-- What the task requires --
Select and copy out every line in the records containing "încărcătorul".

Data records
-- START --

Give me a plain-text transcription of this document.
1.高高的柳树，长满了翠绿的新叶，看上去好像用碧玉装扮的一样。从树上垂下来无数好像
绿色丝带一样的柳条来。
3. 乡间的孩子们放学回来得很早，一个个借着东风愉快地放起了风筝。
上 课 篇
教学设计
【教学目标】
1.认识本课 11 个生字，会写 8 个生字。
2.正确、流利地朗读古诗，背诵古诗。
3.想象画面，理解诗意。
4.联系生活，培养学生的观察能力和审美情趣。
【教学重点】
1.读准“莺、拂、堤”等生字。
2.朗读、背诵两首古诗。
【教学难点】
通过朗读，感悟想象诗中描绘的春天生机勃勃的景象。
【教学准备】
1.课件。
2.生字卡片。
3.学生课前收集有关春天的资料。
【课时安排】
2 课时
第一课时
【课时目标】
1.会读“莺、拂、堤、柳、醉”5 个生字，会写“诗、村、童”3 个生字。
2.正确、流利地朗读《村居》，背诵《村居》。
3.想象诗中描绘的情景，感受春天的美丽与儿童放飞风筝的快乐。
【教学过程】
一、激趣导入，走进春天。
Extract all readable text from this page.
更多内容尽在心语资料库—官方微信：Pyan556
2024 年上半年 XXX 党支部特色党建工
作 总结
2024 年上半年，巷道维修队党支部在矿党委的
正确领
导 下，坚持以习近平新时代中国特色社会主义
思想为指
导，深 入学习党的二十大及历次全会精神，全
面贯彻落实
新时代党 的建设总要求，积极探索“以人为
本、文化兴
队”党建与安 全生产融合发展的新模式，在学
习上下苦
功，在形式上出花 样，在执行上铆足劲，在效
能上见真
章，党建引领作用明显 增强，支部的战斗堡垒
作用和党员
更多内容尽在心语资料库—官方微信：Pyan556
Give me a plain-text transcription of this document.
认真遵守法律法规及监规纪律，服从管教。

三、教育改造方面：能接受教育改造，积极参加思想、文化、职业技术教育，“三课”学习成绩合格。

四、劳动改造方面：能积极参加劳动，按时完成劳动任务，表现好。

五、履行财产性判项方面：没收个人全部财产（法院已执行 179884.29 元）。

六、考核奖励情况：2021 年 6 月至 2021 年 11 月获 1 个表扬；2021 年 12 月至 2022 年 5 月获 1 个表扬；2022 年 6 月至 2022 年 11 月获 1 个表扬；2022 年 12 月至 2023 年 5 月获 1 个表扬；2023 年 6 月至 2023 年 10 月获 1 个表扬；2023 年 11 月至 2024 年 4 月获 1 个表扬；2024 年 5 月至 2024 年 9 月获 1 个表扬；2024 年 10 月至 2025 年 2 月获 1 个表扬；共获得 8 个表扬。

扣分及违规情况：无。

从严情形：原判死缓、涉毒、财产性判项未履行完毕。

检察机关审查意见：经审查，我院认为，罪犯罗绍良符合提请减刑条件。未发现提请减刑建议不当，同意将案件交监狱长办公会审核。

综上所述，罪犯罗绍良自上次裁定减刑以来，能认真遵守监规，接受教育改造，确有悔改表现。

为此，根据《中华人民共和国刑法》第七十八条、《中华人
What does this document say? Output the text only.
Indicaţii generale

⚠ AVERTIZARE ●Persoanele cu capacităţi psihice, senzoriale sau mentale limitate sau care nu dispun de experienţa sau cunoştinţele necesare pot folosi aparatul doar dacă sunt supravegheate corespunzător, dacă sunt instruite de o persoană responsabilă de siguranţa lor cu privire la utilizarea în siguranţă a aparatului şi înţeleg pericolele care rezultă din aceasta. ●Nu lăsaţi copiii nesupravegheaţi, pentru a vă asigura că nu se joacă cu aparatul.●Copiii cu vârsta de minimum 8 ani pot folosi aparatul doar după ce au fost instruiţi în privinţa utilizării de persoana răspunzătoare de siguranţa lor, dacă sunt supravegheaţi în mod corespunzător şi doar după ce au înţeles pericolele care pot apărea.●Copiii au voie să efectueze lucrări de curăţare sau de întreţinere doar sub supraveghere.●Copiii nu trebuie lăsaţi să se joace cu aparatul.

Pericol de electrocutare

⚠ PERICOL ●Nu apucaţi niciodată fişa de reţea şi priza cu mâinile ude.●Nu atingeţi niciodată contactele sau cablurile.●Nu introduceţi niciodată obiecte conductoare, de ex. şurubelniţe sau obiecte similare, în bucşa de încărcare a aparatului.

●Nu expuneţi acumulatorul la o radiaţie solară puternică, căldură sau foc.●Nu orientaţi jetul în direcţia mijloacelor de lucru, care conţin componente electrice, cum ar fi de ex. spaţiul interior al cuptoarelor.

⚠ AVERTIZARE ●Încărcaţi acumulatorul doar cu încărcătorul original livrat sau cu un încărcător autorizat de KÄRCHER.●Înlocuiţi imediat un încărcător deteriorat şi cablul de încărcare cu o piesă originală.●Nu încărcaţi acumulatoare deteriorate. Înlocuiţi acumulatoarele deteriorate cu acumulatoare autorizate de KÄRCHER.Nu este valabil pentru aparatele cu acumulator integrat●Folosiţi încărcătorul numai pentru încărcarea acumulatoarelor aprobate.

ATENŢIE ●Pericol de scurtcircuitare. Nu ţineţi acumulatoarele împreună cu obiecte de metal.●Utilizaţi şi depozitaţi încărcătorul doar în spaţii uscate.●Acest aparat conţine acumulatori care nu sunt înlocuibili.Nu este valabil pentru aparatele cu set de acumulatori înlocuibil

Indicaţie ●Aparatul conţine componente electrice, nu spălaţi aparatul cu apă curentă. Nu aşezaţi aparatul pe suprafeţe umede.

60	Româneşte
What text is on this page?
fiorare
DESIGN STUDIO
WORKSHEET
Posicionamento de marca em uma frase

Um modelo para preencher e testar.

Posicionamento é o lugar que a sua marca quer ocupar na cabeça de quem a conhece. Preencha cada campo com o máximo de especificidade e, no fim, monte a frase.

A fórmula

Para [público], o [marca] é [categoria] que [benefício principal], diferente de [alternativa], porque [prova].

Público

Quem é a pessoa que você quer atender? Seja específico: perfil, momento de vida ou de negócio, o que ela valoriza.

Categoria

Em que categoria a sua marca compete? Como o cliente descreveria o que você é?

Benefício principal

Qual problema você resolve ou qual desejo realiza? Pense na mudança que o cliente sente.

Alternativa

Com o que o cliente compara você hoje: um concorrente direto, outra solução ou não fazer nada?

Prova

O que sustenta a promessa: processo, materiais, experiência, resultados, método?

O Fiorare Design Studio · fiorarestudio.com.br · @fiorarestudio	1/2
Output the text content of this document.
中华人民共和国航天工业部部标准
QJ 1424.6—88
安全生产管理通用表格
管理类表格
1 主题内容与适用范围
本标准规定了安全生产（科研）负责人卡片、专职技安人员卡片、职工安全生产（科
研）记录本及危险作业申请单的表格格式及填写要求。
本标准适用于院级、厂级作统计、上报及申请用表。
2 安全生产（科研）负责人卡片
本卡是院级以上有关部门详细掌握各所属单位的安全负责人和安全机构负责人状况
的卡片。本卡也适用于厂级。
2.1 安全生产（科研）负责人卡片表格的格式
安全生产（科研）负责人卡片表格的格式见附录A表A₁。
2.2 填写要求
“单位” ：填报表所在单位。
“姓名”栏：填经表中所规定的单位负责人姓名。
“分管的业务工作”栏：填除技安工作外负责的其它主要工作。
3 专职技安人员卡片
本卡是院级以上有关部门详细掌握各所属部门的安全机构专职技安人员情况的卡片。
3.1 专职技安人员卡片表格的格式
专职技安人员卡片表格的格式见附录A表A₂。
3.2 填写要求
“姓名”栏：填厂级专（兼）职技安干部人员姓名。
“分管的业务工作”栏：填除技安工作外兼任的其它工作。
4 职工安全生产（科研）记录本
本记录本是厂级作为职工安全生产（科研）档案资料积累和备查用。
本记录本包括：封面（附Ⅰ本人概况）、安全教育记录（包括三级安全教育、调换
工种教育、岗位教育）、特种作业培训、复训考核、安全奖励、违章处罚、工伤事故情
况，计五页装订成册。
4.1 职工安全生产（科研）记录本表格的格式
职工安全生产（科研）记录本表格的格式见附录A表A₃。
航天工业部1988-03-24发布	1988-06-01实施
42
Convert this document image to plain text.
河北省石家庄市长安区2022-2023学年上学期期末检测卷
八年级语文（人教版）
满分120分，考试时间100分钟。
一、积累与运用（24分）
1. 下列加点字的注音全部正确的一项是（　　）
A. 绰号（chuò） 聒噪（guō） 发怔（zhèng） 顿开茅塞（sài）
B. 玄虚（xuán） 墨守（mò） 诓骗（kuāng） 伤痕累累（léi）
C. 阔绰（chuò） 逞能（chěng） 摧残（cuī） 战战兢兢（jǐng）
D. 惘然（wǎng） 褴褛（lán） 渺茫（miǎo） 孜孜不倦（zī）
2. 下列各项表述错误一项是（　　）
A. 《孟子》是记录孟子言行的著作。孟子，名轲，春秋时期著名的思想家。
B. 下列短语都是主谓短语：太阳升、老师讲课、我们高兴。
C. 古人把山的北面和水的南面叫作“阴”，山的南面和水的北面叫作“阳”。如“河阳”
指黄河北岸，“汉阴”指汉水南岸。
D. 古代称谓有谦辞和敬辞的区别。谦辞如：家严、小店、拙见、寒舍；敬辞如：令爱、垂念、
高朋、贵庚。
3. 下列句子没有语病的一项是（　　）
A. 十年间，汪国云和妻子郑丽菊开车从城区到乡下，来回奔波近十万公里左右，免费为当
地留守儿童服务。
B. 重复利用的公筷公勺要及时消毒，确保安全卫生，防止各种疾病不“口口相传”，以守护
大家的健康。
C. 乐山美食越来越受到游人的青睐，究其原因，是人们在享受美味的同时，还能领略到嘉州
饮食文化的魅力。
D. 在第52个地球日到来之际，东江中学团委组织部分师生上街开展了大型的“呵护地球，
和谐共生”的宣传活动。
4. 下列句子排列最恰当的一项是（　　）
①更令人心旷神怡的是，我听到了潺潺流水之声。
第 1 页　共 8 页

-- END --

-- Solved exercise --
⚠ AVERTIZARE ●Încărcaţi acumulatorul doar cu încărcătorul original livrat sau cu un încărcător autorizat de KÄRCHER.●Înlocuiţi imediat un încărcător deteriorat şi cablul de încărcare cu o piesă originală.●Nu încărcaţi acumulatoare deteriorate. Înlocuiţi acumulatoarele deteriorate cu acumulatoare autorizate de KÄRCHER.Nu este valabil pentru aparatele cu acumulator integrat●Folosiţi încărcătorul numai pentru încărcarea acumulatoarelor aprobate.
ATENŢIE ●Pericol de scurtcircuitare. Nu ţineţi acumulatoarele împreună cu obiecte de metal.●Utilizaţi şi depozitaţi încărcătorul doar în spaţii uscate.●Acest aparat conţine acumulatori care nu sunt înlocuibili.Nu este valabil pentru aparatele cu set de acumulatori înlocuibil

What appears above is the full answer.